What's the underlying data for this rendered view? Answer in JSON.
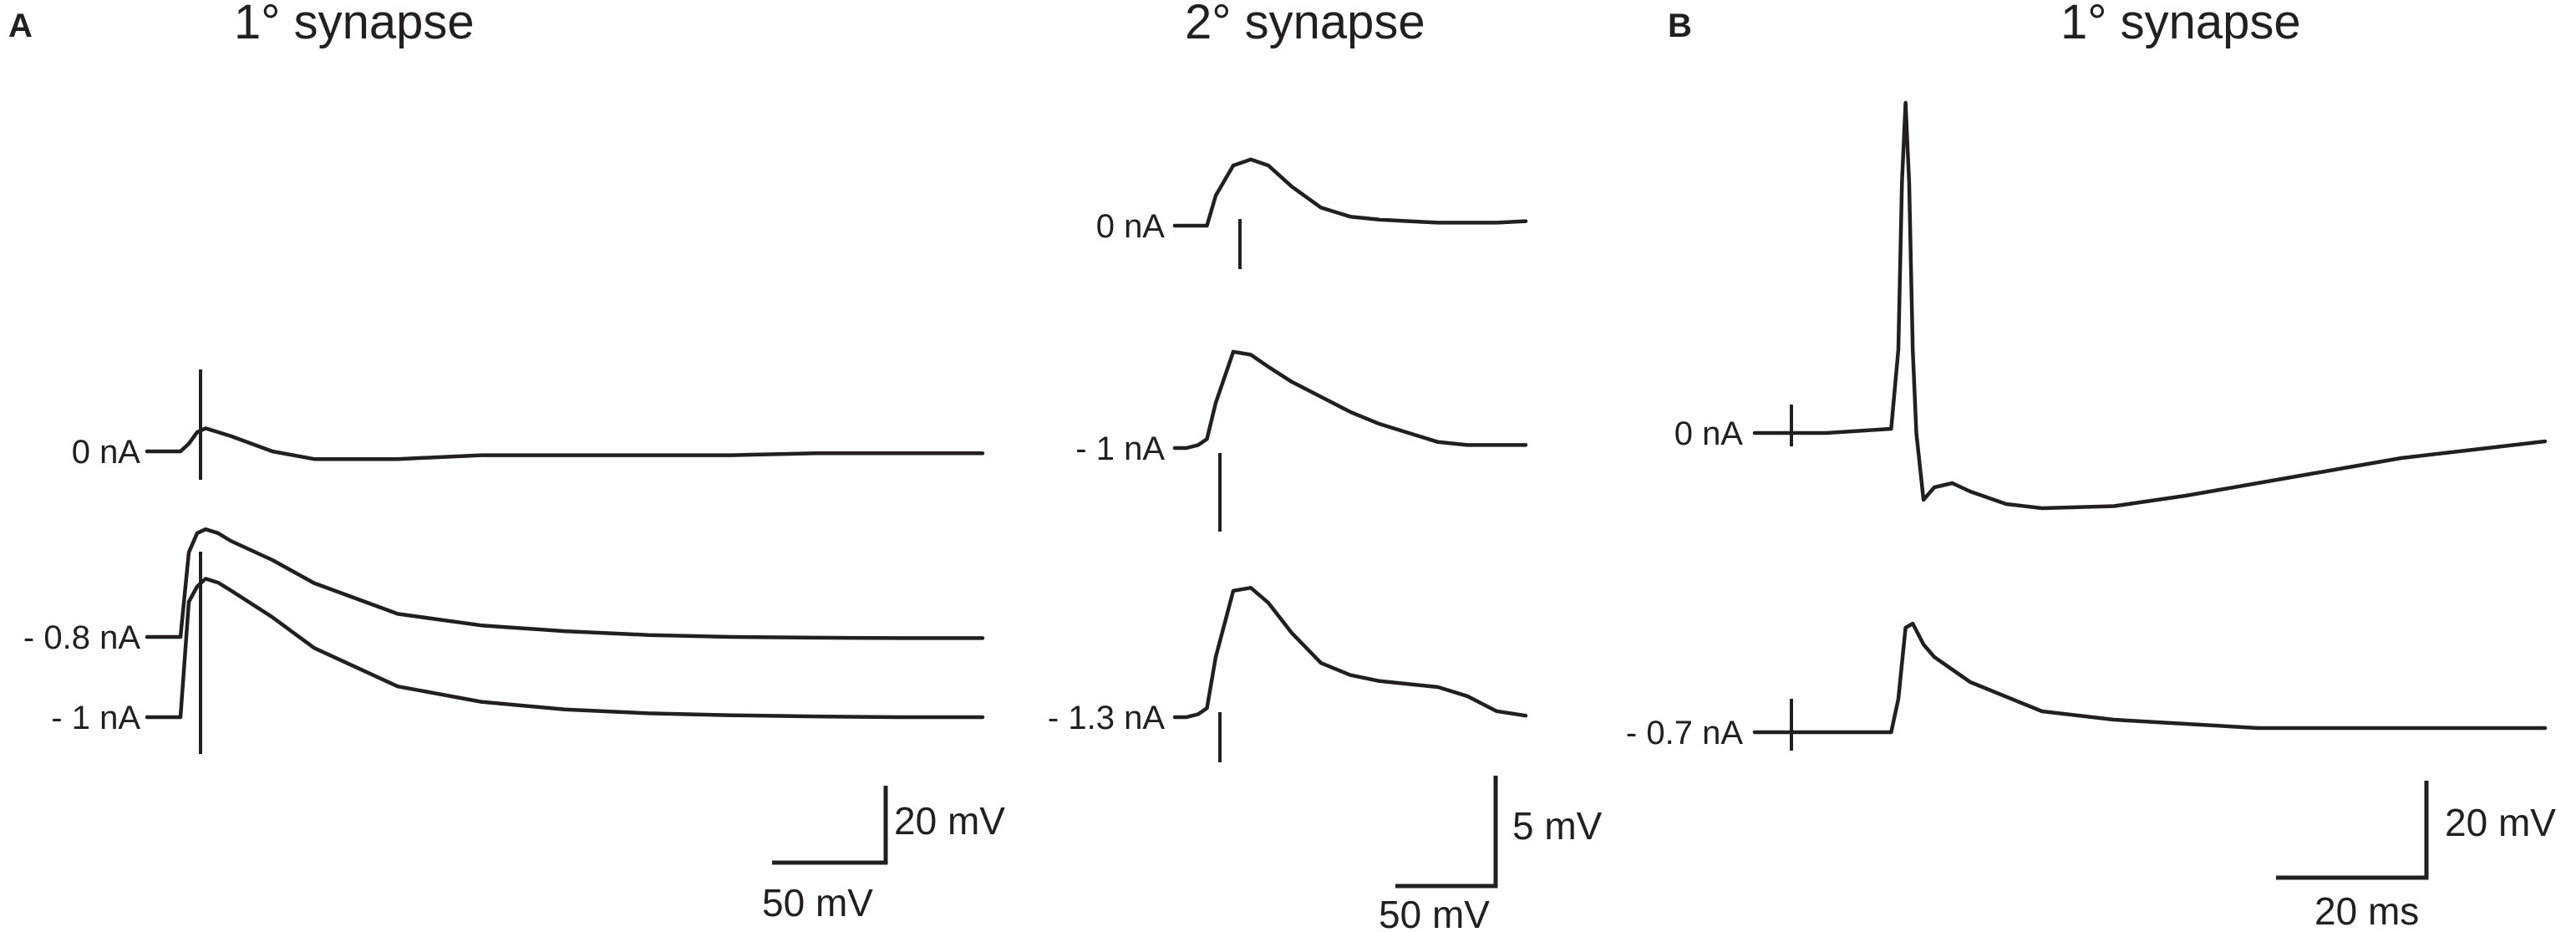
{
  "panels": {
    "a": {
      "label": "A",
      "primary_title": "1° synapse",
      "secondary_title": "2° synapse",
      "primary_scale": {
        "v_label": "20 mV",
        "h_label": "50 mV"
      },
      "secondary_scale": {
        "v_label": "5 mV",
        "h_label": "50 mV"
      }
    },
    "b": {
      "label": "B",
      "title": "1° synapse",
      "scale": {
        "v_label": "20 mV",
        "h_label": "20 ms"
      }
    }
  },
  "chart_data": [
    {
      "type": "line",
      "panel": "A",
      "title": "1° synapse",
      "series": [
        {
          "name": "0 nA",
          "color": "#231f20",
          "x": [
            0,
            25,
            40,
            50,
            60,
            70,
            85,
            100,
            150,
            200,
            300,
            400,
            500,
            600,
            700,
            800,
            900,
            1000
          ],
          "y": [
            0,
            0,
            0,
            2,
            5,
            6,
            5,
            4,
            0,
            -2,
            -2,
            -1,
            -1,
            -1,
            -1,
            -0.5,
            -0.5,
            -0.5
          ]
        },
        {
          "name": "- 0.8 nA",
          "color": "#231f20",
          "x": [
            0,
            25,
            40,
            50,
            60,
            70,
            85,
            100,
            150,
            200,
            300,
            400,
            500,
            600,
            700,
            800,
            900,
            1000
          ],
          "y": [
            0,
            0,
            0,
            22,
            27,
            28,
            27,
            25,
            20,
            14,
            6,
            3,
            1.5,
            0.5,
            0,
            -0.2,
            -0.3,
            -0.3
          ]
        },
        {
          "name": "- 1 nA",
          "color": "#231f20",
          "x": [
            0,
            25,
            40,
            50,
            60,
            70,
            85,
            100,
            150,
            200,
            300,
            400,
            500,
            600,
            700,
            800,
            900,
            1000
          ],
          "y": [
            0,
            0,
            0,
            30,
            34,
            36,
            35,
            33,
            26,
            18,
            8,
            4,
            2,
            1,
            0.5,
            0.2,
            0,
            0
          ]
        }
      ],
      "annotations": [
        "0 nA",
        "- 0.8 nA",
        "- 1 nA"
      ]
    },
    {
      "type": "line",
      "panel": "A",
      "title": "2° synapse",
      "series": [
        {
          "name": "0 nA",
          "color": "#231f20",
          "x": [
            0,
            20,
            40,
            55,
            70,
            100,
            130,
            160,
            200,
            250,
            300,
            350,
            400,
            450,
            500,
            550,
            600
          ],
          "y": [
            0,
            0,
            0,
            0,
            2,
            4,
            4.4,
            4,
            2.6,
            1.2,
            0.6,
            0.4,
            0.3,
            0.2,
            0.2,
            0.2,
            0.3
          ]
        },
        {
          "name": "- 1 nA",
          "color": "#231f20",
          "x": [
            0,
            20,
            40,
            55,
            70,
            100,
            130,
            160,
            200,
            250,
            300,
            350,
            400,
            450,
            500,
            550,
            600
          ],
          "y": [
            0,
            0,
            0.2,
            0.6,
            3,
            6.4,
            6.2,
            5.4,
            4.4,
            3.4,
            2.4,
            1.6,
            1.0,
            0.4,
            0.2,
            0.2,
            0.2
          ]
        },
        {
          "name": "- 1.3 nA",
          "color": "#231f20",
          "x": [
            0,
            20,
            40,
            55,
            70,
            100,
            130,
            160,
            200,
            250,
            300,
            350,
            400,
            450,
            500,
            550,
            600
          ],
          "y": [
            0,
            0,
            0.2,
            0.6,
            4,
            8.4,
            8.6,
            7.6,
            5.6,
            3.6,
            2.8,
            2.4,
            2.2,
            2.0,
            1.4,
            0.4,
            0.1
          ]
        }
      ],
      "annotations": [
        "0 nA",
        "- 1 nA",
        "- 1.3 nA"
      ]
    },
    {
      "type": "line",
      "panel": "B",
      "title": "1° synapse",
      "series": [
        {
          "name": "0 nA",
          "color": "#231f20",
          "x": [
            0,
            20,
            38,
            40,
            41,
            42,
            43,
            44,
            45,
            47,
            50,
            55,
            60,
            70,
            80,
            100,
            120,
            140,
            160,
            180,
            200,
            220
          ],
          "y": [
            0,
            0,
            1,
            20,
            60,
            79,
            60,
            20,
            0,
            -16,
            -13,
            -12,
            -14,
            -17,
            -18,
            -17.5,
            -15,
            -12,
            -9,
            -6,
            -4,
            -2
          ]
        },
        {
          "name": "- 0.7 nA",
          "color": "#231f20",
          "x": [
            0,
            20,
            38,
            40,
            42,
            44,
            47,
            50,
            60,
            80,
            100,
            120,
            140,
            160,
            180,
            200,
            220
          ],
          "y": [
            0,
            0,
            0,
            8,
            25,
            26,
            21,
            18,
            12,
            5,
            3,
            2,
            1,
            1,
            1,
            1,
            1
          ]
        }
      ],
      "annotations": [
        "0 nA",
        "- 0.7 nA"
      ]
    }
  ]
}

--

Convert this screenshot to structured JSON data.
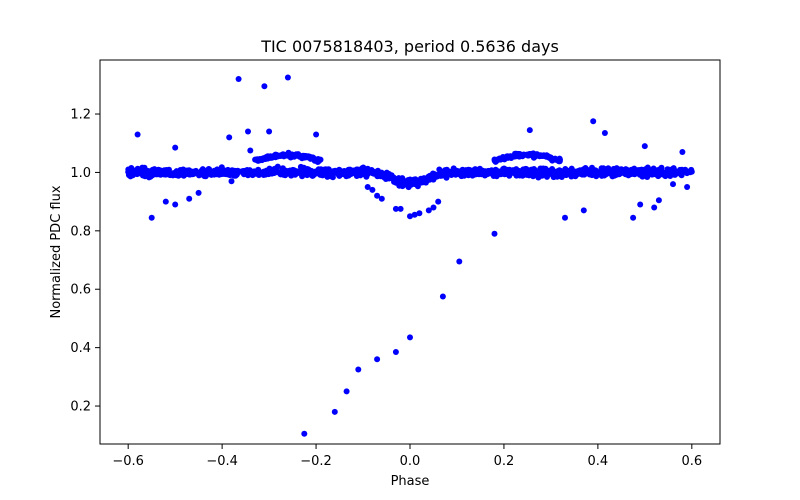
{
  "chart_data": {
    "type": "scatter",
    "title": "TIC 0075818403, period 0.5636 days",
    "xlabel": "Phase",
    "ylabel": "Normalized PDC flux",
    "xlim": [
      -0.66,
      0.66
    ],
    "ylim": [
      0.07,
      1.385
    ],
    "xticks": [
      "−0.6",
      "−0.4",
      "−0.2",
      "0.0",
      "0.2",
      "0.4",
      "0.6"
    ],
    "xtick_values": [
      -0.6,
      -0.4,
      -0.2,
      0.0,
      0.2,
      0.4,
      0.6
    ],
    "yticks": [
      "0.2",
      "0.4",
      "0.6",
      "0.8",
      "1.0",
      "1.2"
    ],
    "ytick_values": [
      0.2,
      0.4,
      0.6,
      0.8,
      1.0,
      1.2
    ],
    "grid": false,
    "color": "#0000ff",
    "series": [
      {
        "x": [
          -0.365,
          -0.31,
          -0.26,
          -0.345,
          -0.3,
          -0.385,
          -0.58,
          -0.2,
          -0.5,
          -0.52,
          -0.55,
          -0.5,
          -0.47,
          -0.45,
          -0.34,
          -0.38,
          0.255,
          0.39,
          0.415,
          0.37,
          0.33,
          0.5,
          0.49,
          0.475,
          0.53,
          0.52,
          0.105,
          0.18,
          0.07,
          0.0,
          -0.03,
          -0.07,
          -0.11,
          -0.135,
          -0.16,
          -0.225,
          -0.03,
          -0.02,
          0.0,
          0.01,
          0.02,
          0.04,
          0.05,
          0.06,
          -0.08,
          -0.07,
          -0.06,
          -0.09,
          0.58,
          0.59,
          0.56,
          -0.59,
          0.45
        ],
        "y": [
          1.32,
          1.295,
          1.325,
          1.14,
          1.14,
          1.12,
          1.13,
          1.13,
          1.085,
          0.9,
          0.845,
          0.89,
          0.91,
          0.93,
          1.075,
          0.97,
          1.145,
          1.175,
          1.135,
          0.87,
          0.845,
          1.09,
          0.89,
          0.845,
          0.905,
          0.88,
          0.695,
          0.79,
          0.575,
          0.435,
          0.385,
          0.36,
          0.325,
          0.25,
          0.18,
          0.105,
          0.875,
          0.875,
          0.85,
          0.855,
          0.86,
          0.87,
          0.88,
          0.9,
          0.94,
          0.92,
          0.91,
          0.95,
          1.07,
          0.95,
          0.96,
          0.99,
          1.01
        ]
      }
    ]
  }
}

■ **SHORT EXERCISE**: Using the listing, collect all lines in which the string "JSON" is found.

■ **RESULT FOR THIS TASK**:
What's the underlying data for this rendered view? Answer in JSON.
Convert this screenshot to structured JSON data.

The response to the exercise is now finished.